** Begin EXTRACTED MATERIAL **
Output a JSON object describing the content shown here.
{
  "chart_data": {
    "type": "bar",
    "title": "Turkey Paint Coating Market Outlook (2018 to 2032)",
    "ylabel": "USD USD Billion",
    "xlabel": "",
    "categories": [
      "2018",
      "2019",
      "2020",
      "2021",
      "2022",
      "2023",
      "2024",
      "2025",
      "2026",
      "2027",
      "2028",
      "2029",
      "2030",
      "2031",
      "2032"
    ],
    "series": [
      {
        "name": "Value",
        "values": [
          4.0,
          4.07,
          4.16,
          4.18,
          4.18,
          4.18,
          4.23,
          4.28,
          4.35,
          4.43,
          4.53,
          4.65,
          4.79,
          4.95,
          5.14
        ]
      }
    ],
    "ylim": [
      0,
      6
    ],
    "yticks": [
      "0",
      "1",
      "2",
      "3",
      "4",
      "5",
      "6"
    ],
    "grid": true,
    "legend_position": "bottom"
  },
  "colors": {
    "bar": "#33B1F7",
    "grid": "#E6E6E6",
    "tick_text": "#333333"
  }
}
** End EXTRACTED MATERIAL **
- **BRIEF**:
All of the lines above must be returned exactly.

- **REPLY**:
Output a JSON object describing the content shown here.
{
  "chart_data": {
    "type": "bar",
    "title": "Turkey Paint Coating Market Outlook (2018 to 2032)",
    "ylabel": "USD USD Billion",
    "xlabel": "",
    "categories": [
      "2018",
      "2019",
      "2020",
      "2021",
      "2022",
      "2023",
      "2024",
      "2025",
      "2026",
      "2027",
      "2028",
      "2029",
      "2030",
      "2031",
      "2032"
    ],
    "series": [
      {
        "name": "Value",
        "values": [
          4.0,
          4.07,
          4.16,
          4.18,
          4.18,
          4.18,
          4.23,
          4.28,
          4.35,
          4.43,
          4.53,
          4.65,
          4.79,
          4.95,
          5.14
        ]
      }
    ],
    "ylim": [
      0,
      6
    ],
    "yticks": [
      "0",
      "1",
      "2",
      "3",
      "4",
      "5",
      "6"
    ],
    "grid": true,
    "legend_position": "bottom"
  },
  "colors": {
    "bar": "#33B1F7",
    "grid": "#E6E6E6",
    "tick_text": "#333333"
  }
}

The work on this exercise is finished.